#### Selected text
# # # #

- Lisfranc injuries occur at the midfoot where a cluster of small bones forms an arch on top of the foot between the ankle and the toes.Lisfranc fracture-dislocations are swollen and painful with some bruising and inability to put any weight on the foot.
How did I get this?
- Lisfranc injuries occur as a result of direct or indirect forces to the foot. A direct force often involves something heavy falling on the foot. Indirect force commonly involves twisting the foot.Commonly occur in automobile accident victims, military personnel, runners, horseback riders, football players and participants of other contact sports, or something as simple as missing a step on a staircase.
What can I do about it?
- Refrain from putting weight on the foot.
- Oral anti-inflammatory medications (ibuprofen) help reduce pain and inflammation.
- Swelling is reduced by icing the affected area and keeping the foot elevated.
What help can I get for this?
- Podiatrist will place the affected foot in a cam walker to keep it immobile, and crutches are used to avoid putting weight on the injured foot.
- Orthopaedic foot surgeon for possible surgical treatment to realign the joints and return the broken (fractured) bone fragments to a normal position.
When will it get better?
- The majority of the recovery occurs in the first 6 months, but it is often a year or more before patients reach their point of maximal improvement. If the surgical treatment fails or the joint damage from the injury leads to severe arthritis, then a fusion (arthrodesis) of the Lisfranc joints may be necessary. Despite the stiffness of a fused joint most patients with successful fusion of the midfoot joints have good function of the foot.

# # # #

Return the part of the Lisfranc injury text starting at "What help can" and ending at "the injured foot.", copied word for word.

# # # #

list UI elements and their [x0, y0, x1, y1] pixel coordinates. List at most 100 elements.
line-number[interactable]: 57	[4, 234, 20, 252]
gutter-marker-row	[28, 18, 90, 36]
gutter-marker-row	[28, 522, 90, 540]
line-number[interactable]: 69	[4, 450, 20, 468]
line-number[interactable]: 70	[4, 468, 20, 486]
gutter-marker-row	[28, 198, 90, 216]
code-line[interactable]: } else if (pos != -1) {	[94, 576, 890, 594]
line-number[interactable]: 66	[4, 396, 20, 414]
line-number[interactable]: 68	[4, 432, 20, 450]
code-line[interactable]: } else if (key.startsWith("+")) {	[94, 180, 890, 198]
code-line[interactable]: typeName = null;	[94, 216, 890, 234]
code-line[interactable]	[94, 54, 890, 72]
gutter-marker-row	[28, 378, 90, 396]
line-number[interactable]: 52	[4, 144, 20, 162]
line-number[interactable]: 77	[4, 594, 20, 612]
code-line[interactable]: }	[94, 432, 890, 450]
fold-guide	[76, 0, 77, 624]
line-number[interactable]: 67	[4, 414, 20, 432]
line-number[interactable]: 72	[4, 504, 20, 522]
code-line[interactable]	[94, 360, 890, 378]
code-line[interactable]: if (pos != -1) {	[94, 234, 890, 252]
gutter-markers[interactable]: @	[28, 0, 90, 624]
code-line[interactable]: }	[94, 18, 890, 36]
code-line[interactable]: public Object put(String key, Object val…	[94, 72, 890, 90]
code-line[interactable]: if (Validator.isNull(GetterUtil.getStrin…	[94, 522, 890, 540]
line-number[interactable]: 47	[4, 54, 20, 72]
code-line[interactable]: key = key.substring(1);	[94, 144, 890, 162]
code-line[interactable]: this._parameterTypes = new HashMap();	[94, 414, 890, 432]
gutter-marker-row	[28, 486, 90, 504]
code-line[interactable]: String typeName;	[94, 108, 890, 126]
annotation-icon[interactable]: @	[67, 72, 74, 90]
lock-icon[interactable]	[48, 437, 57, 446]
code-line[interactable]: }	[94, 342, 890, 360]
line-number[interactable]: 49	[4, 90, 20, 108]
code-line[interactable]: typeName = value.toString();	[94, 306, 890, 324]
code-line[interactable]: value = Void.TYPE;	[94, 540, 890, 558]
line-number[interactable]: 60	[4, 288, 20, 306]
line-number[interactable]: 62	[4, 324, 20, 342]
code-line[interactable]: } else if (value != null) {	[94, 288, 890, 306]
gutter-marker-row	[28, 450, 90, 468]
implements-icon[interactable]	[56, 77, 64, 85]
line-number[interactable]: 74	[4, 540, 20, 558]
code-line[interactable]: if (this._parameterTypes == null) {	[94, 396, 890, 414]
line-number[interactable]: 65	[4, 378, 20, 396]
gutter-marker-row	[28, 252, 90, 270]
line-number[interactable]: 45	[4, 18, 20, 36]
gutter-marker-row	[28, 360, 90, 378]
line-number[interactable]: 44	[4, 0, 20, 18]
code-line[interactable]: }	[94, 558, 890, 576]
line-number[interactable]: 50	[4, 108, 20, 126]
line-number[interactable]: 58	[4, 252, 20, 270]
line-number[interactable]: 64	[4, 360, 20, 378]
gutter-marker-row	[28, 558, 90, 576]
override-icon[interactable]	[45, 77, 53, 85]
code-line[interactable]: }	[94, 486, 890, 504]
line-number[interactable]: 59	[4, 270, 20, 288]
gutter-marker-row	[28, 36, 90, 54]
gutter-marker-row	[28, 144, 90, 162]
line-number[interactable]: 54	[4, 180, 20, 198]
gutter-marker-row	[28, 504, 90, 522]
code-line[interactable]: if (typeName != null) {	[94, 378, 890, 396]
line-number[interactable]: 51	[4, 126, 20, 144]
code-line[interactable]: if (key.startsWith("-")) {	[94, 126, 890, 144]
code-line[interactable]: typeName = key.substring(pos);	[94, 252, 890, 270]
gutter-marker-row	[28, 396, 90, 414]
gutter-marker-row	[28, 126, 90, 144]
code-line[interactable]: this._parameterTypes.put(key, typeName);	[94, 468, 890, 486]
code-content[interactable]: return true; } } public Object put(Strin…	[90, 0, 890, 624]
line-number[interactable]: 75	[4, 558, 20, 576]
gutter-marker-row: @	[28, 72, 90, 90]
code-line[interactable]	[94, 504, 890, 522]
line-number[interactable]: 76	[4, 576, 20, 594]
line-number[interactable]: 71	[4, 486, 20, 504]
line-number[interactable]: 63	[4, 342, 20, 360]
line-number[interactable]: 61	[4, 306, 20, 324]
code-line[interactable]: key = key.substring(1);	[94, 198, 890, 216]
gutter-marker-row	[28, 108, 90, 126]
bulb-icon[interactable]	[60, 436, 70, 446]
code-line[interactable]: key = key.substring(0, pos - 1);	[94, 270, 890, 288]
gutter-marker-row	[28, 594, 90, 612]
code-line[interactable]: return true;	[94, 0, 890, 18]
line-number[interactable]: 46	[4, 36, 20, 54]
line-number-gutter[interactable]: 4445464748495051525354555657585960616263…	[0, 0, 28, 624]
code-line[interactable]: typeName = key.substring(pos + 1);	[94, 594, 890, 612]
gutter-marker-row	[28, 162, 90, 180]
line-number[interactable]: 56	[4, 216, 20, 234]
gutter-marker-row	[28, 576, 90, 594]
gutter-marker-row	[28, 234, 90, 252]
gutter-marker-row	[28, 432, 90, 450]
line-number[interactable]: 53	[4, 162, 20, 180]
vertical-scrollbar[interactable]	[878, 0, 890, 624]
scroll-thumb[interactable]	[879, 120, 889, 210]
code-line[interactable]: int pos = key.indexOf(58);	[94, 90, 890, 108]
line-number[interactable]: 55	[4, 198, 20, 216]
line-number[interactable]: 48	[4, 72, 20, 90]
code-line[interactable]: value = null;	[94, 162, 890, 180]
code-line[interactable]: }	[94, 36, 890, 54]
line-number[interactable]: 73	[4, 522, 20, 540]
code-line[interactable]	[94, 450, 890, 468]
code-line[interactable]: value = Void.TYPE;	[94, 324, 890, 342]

# # # #

#### Result of the task
What help can I get for this?
- Podiatrist will place the affected foot in a cam walker to keep it immobile, and crutches are used to avoid putting weight on the injured foot.